*Requirement:* From the listing below, pull each line that includes "централизованного".

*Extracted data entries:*

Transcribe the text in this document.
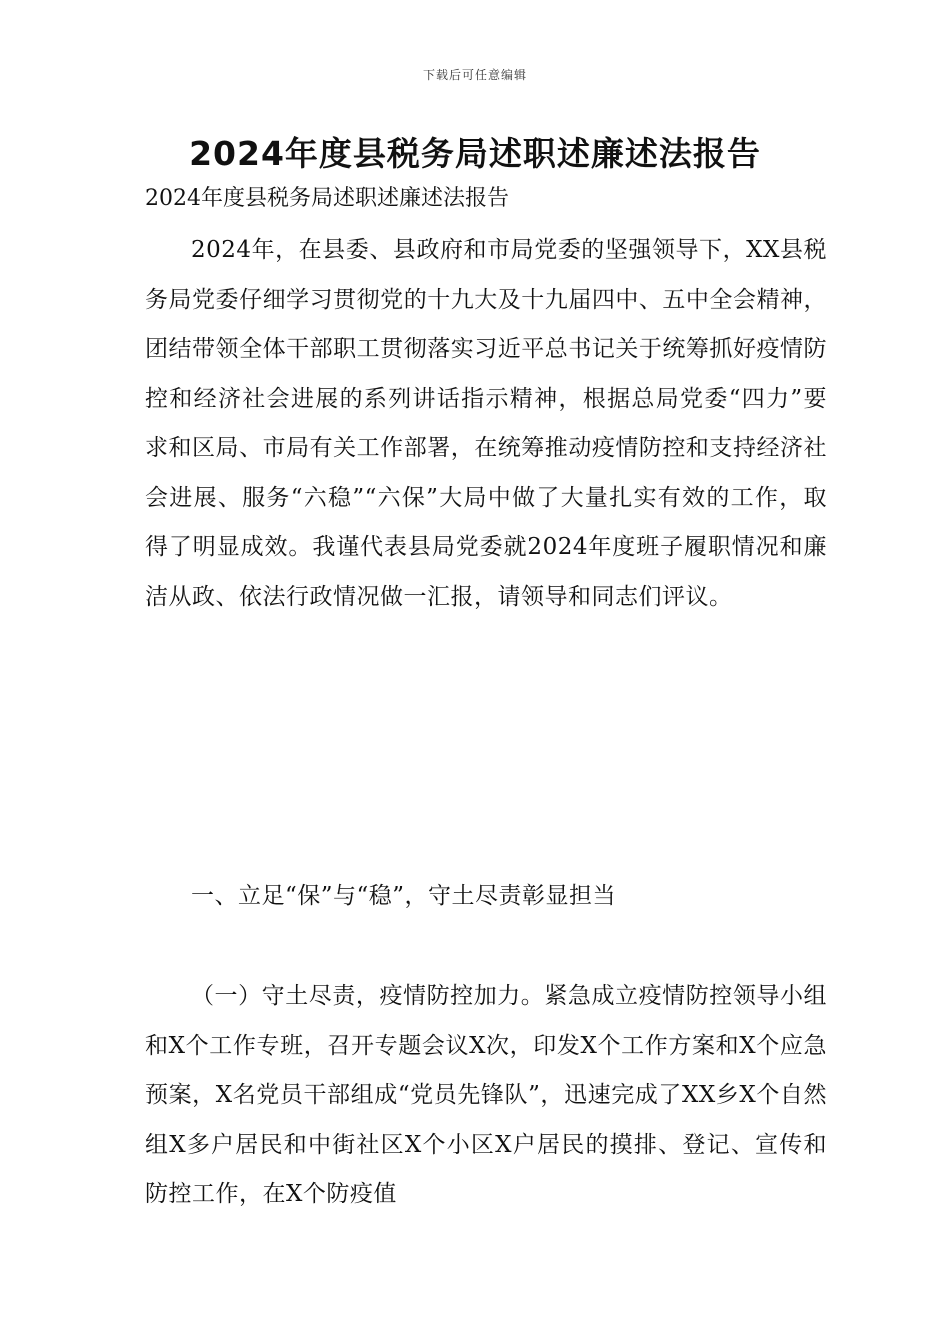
下载后可任意编辑
2024年度县税务局述职述廉述法报告

2024年度县税务局述职述廉述法报告

2024年，在县委、县政府和市局党委的坚强领导下，XX县税务局党委仔细学习贯彻党的十九大及十九届四中、五中全会精神，团结带领全体干部职工贯彻落实习近平总书记关于统筹抓好疫情防控和经济社会进展的系列讲话指示精神，根据总局党委“四力”要求和区局、市局有关工作部署，在统筹推动疫情防控和支持经济社会进展、服务“六稳”“六保”大局中做了大量扎实有效的工作，取得了明显成效。我谨代表县局党委就2024年度班子履职情况和廉洁从政、依法行政情况做一汇报，请领导和同志们评议。

一、立足“保”与“稳”，守土尽责彰显担当

（一）守土尽责，疫情防控加力。紧急成立疫情防控领导小组和X个工作专班，召开专题会议X次，印发X个工作方案和X个应急预案，X名党员干部组成“党员先锋队”，迅速完成了XX乡X个自然组X多户居民和中街社区X个小区X户居民的摸排、登记、宣传和防控工作，在X个防疫值
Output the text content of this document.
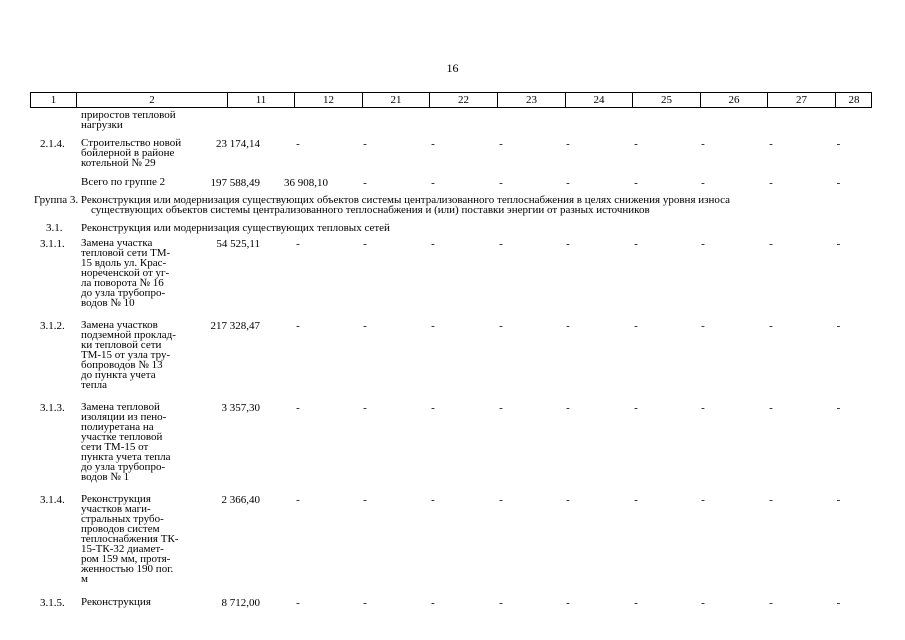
16
1	2	11	12	21	22	23	24	25	26	27	28
приростов тепловой
нагрузки
2.1.4. Строительство новой
бойлерной в районе
котельной № 29
23 174,14	-	-	-	-	-	-	-	-	-
Всего по группе 2	197 588,49	36 908,10	-	-	-	-	-	-	-	-
Группа 3. Реконструкция или модернизация существующих объектов системы централизованного теплоснабжения в целях снижения уровня износа
существующих объектов системы централизованного теплоснабжения и (или) поставки энергии от разных источников
3.1. Реконструкция или модернизация существующих тепловых сетей
3.1.1. Замена участка
тепловой сети ТМ-
15 вдоль ул. Крас-
нореченской от уг-
ла поворота № 16
до узла трубопро-
водов № 10
54 525,11	-	-	-	-	-	-	-	-	-
3.1.2. Замена участков
подземной проклад-
ки тепловой сети
ТМ-15 от узла тру-
бопроводов № 13
до пункта учета
тепла
217 328,47	-	-	-	-	-	-	-	-	-
3.1.3. Замена тепловой
изоляции из пено-
полиуретана на
участке тепловой
сети ТМ-15 от
пункта учета тепла
до узла трубопро-
водов № 1
3 357,30	-	-	-	-	-	-	-	-	-
3.1.4. Реконструкция
участков маги-
стральных трубо-
проводов систем
теплоснабжения ТК-
15-ТК-32 диамет-
ром 159 мм, протя-
женностью 190 пог.
м
2 366,40	-	-	-	-	-	-	-	-	-
3.1.5. Реконструкция	8 712,00	-	-	-	-	-	-	-	-	-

*Reply:*
Группа 3. Реконструкция или модернизация существующих объектов системы централизованного теплоснабжения в целях снижения уровня износа
существующих объектов системы централизованного теплоснабжения и (или) поставки энергии от разных источников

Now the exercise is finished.